▶ Work instructions
Output each entry that follows exactly. Images stay out.

** start **

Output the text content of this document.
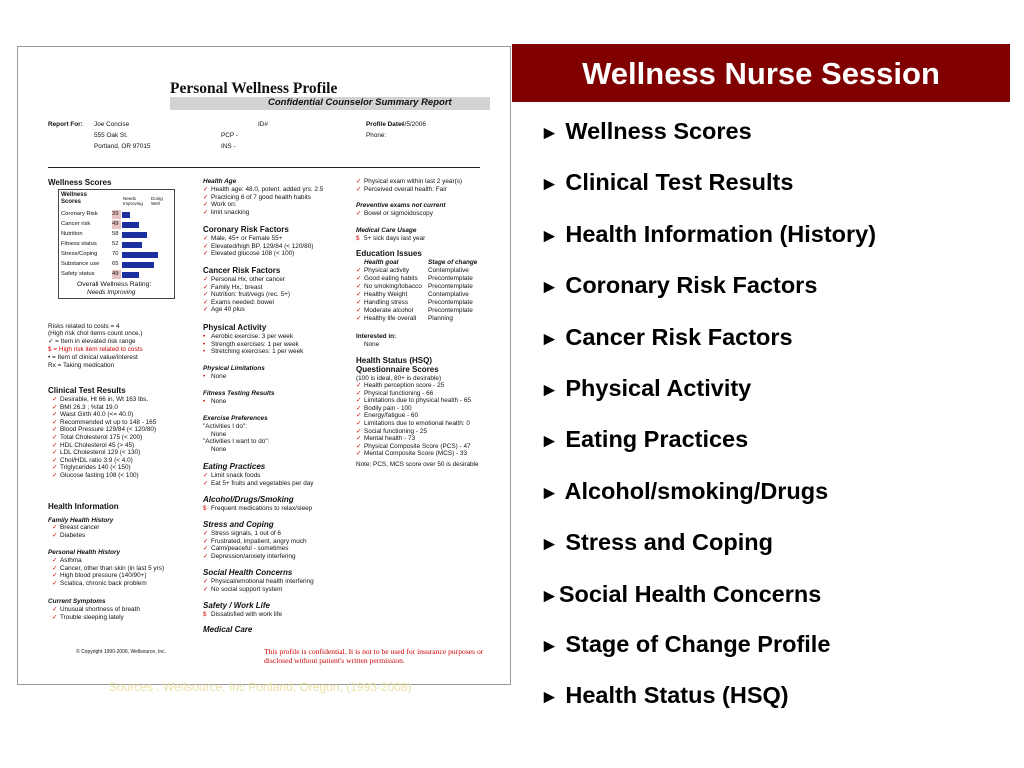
Personal Wellness Profile
Confidential Counselor Summary Report
Report For: Joe Concise
555 Oak St.
Portland, OR 97015
ID#
PCP -
INS -
Profile Date:
4/5/2006
Phone:
Wellness Scores
Wellness Scores
Needs Improving
Doing Well
Coronary Risk 39
Cancer risk	49
Nutrition	58
Fitness status	52
Stress/Coping	70
Substance use 65
Safety status	49
Overall Wellness Rating:
Needs Improving
Risks related to costs = 4
(High risk chol items count once.)
✓ = Item in elevated risk range
$ = High risk item related to costs
• = Item of clinical value/interest
Rx = Taking medication
Clinical Test Results
✓ Desirable, Ht 66 in, Wt 163 lbs,
✓ BMI 26.3 ; %fat 19.0
✓ Waist Girth 40.0 (<= 40.0)
✓ Recommended wt up to 148 - 165
✓ Blood Pressure 129/84 (< 120/80)
✓ Total Cholesterol 175 (< 200)
✓ HDL Cholesterol 45 (> 45)
✓ LDL Cholesterol 129 (< 130)
✓ Chol/HDL ratio 3.9 (< 4.0)
✓ Triglycerides 140 (< 150)
✓ Glucose fasting 108 (< 100)
Health Information
Family Health History
✓ Breast cancer
✓ Diabetes
Personal Health History
✓ Asthma
✓ Cancer, other than skin (in last 5 yrs)
✓ High blood pressure (140/90+)
✓ Sciatica, chronic back problem
Current Symptoms
✓ Unusual shortness of breath
✓ Trouble sleeping lately
© Copyright 1990-2006, Wellsource, Inc.
Health Age
✓ Health age: 48.0, potent. added yrs: 2.5
✓ Practicing 6 of 7 good health habits
✓ Work on:
✓ limit snacking
Coronary Risk Factors
✓ Male, 45+ or Female 55+
✓ Elevated/high BP, 129/84 (< 120/80)
✓ Elevated glucose 108 (< 100)
Cancer Risk Factors
✓ Personal Hx, other cancer
✓ Family Hx,: breast
✓ Nutrition: fruit/vegs (rec. 5+)
✓ Exams needed: bowel
✓ Age 40 plus
Physical Activity
• Aerobic exercise: 3 per week
• Strength exercises: 1 per week
• Stretching exercises: 1 per week
Physical Limitations
• None
Fitness Testing Results
• None
Exercise Preferences
"Activities I do":
None
"Activities I want to do":
None
Eating Practices
✓ Limit snack foods
✓ Eat 5+ fruits and vegetables per day
Alcohol/Drugs/Smoking
$ Frequent medications to relax/sleep
Stress and Coping
✓ Stress signals, 1 out of 6
✓ Frustrated, impatient, angry much
✓ Calm/peaceful - sometimes
✓ Depression/anxiety interfering
Social Health Concerns
✓ Physical/emotional health interfering
✓ No social support system
Safety / Work Life
$ Dissatisfied with work life
Medical Care
✓ Physical exam within last 2 year(s)
✓ Perceived overall health: Fair
Preventive exams not current
✓ Bowel or sigmoidoscopy
Medical Care Usage
$ 5+ sick days last year
Education Issues
Health goal	Stage of change
✓ Physical activity	Contemplative
✓ Good eating habits Precontemplate
✓ No smoking/tobacco Precontemplate
✓ Healthy Weight	Contemplative
✓ Handling stress	Precontemplate
✓ Moderate alcohol Precontemplate
✓ Healthy life overall Planning
Interested in:
None
Health Status (HSQ)
Questionnaire Scores
(100 is ideal, 80+ is desirable)
✓ Health perception score - 25
✓ Physical functioning - 66
✓ Limitations due to physical health - 65
✓ Bodily pain - 100
✓ Energy/fatigue - 60
✓ Limitations due to emotional health: 0
✓ Social functioning - 25
✓ Mental health - 73
✓ Physical Composite Score (PCS) - 47
✓ Mental Composite Score (MCS) - 33
Note: PCS, MCS score over 50 is desirable
This profile is confidential. It is not to be used for insurance purposes or disclosed without patient's written permission.
Sources : Wellsource, Inc Portland, Oregon, (1993-2008)
Wellness Nurse Session
► Wellness Scores
► Clinical Test Results
► Health Information (History)
► Coronary Risk Factors
► Cancer Risk Factors
► Physical Activity
► Eating Practices
► Alcohol/smoking/Drugs
► Stress and Coping
►Social Health Concerns
► Stage of Change Profile
► Health Status (HSQ)
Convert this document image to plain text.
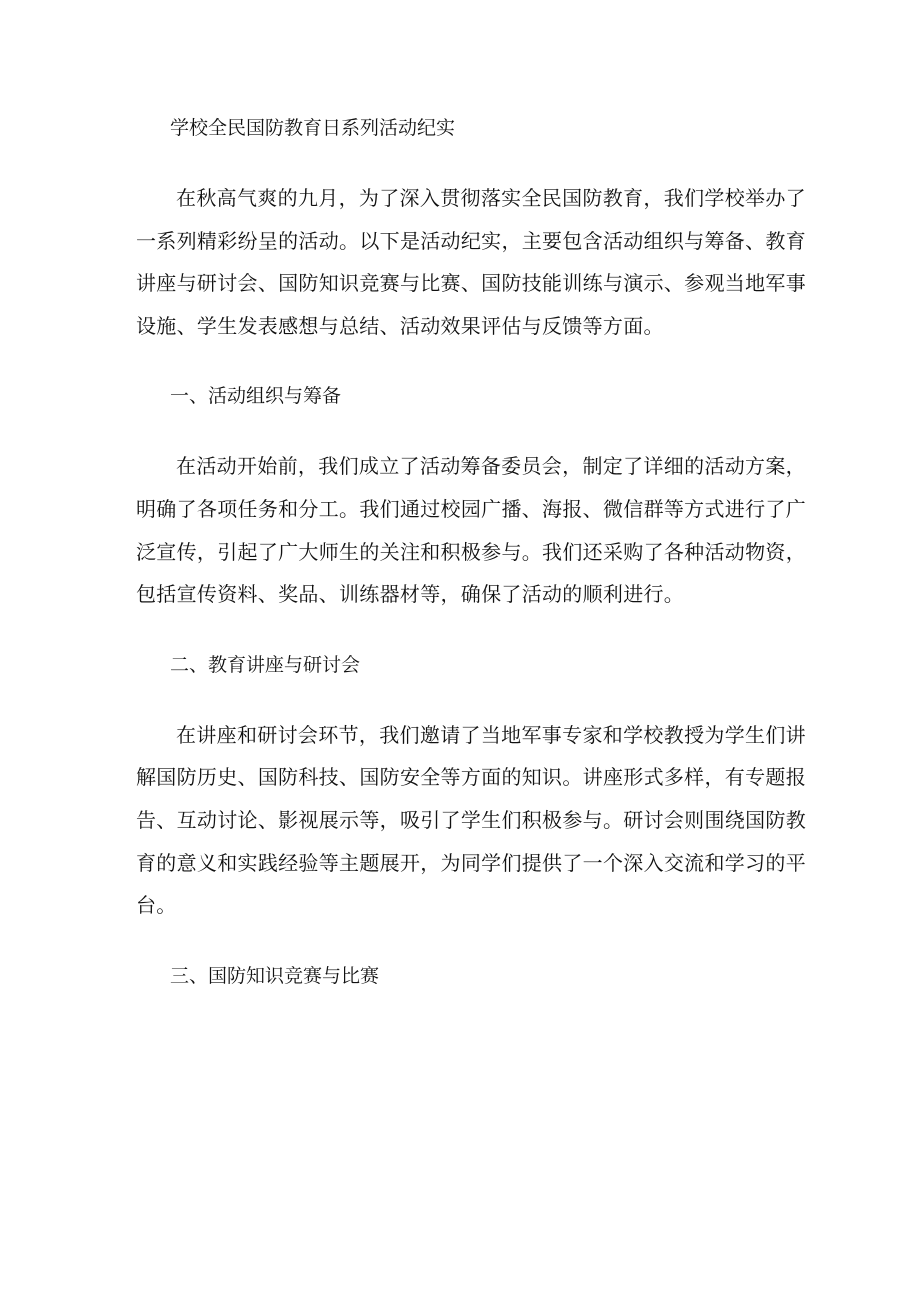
学校全民国防教育日系列活动纪实

在秋高气爽的九月，为了深入贯彻落实全民国防教育，我们学校举办了一系列精彩纷呈的活动。以下是活动纪实，主要包含活动组织与筹备、教育讲座与研讨会、国防知识竞赛与比赛、国防技能训练与演示、参观当地军事设施、学生发表感想与总结、活动效果评估与反馈等方面。

一、活动组织与筹备

在活动开始前，我们成立了活动筹备委员会，制定了详细的活动方案，明确了各项任务和分工。我们通过校园广播、海报、微信群等方式进行了广泛宣传，引起了广大师生的关注和积极参与。我们还采购了各种活动物资，包括宣传资料、奖品、训练器材等，确保了活动的顺利进行。

二、教育讲座与研讨会

在讲座和研讨会环节，我们邀请了当地军事专家和学校教授为学生们讲解国防历史、国防科技、国防安全等方面的知识。讲座形式多样，有专题报告、互动讨论、影视展示等，吸引了学生们积极参与。研讨会则围绕国防教育的意义和实践经验等主题展开，为同学们提供了一个深入交流和学习的平台。

三、国防知识竞赛与比赛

** end **

▶ Task answer
Output the text content of this document.
Personal Wellness Profile
Confidential Counselor Summary Report
Report For: Joe Concise
555 Oak St.
Portland, OR 97015
ID#
PCP -
INS -
Profile Date:
4/5/2006
Phone:
Wellness Scores
Wellness Scores
Needs Improving
Doing Well
Coronary Risk 39
Cancer risk	49
Nutrition	58
Fitness status	52
Stress/Coping	70
Substance use 65
Safety status	49
Overall Wellness Rating:
Needs Improving
Risks related to costs = 4
(High risk chol items count once.)
✓ = Item in elevated risk range
$ = High risk item related to costs
• = Item of clinical value/interest
Rx = Taking medication
Clinical Test Results
✓ Desirable, Ht 66 in, Wt 163 lbs,
✓ BMI 26.3 ; %fat 19.0
✓ Waist Girth 40.0 (<= 40.0)
✓ Recommended wt up to 148 - 165
✓ Blood Pressure 129/84 (< 120/80)
✓ Total Cholesterol 175 (< 200)
✓ HDL Cholesterol 45 (> 45)
✓ LDL Cholesterol 129 (< 130)
✓ Chol/HDL ratio 3.9 (< 4.0)
✓ Triglycerides 140 (< 150)
✓ Glucose fasting 108 (< 100)
Health Information
Family Health History
✓ Breast cancer
✓ Diabetes
Personal Health History
✓ Asthma
✓ Cancer, other than skin (in last 5 yrs)
✓ High blood pressure (140/90+)
✓ Sciatica, chronic back problem
Current Symptoms
✓ Unusual shortness of breath
✓ Trouble sleeping lately
© Copyright 1990-2006, Wellsource, Inc.
Health Age
✓ Health age: 48.0, potent. added yrs: 2.5
✓ Practicing 6 of 7 good health habits
✓ Work on:
✓ limit snacking
Coronary Risk Factors
✓ Male, 45+ or Female 55+
✓ Elevated/high BP, 129/84 (< 120/80)
✓ Elevated glucose 108 (< 100)
Cancer Risk Factors
✓ Personal Hx, other cancer
✓ Family Hx,: breast
✓ Nutrition: fruit/vegs (rec. 5+)
✓ Exams needed: bowel
✓ Age 40 plus
Physical Activity
• Aerobic exercise: 3 per week
• Strength exercises: 1 per week
• Stretching exercises: 1 per week
Physical Limitations
• None
Fitness Testing Results
• None
Exercise Preferences
"Activities I do":
None
"Activities I want to do":
None
Eating Practices
✓ Limit snack foods
✓ Eat 5+ fruits and vegetables per day
Alcohol/Drugs/Smoking
$ Frequent medications to relax/sleep
Stress and Coping
✓ Stress signals, 1 out of 6
✓ Frustrated, impatient, angry much
✓ Calm/peaceful - sometimes
✓ Depression/anxiety interfering
Social Health Concerns
✓ Physical/emotional health interfering
✓ No social support system
Safety / Work Life
$ Dissatisfied with work life
Medical Care
✓ Physical exam within last 2 year(s)
✓ Perceived overall health: Fair
Preventive exams not current
✓ Bowel or sigmoidoscopy
Medical Care Usage
$ 5+ sick days last year
Education Issues
Health goal	Stage of change
✓ Physical activity	Contemplative
✓ Good eating habits Precontemplate
✓ No smoking/tobacco Precontemplate
✓ Healthy Weight	Contemplative
✓ Handling stress	Precontemplate
✓ Moderate alcohol Precontemplate
✓ Healthy life overall Planning
Interested in:
None
Health Status (HSQ)
Questionnaire Scores
(100 is ideal, 80+ is desirable)
✓ Health perception score - 25
✓ Physical functioning - 66
✓ Limitations due to physical health - 65
✓ Bodily pain - 100
✓ Energy/fatigue - 60
✓ Limitations due to emotional health: 0
✓ Social functioning - 25
✓ Mental health - 73
✓ Physical Composite Score (PCS) - 47
✓ Mental Composite Score (MCS) - 33
Note: PCS, MCS score over 50 is desirable
This profile is confidential. It is not to be used for insurance purposes or disclosed without patient's written permission.
Sources : Wellsource, Inc Portland, Oregon, (1993-2008)
Wellness Nurse Session
► Wellness Scores
► Clinical Test Results
► Health Information (History)
► Coronary Risk Factors
► Cancer Risk Factors
► Physical Activity
► Eating Practices
► Alcohol/smoking/Drugs
► Stress and Coping
►Social Health Concerns
► Stage of Change Profile
► Health Status (HSQ)
Convert this document image to plain text.
学校全民国防教育日系列活动纪实

在秋高气爽的九月，为了深入贯彻落实全民国防教育，我们学校举办了一系列精彩纷呈的活动。以下是活动纪实，主要包含活动组织与筹备、教育讲座与研讨会、国防知识竞赛与比赛、国防技能训练与演示、参观当地军事设施、学生发表感想与总结、活动效果评估与反馈等方面。

一、活动组织与筹备

在活动开始前，我们成立了活动筹备委员会，制定了详细的活动方案，明确了各项任务和分工。我们通过校园广播、海报、微信群等方式进行了广泛宣传，引起了广大师生的关注和积极参与。我们还采购了各种活动物资，包括宣传资料、奖品、训练器材等，确保了活动的顺利进行。

二、教育讲座与研讨会

在讲座和研讨会环节，我们邀请了当地军事专家和学校教授为学生们讲解国防历史、国防科技、国防安全等方面的知识。讲座形式多样，有专题报告、互动讨论、影视展示等，吸引了学生们积极参与。研讨会则围绕国防教育的意义和实践经验等主题展开，为同学们提供了一个深入交流和学习的平台。

三、国防知识竞赛与比赛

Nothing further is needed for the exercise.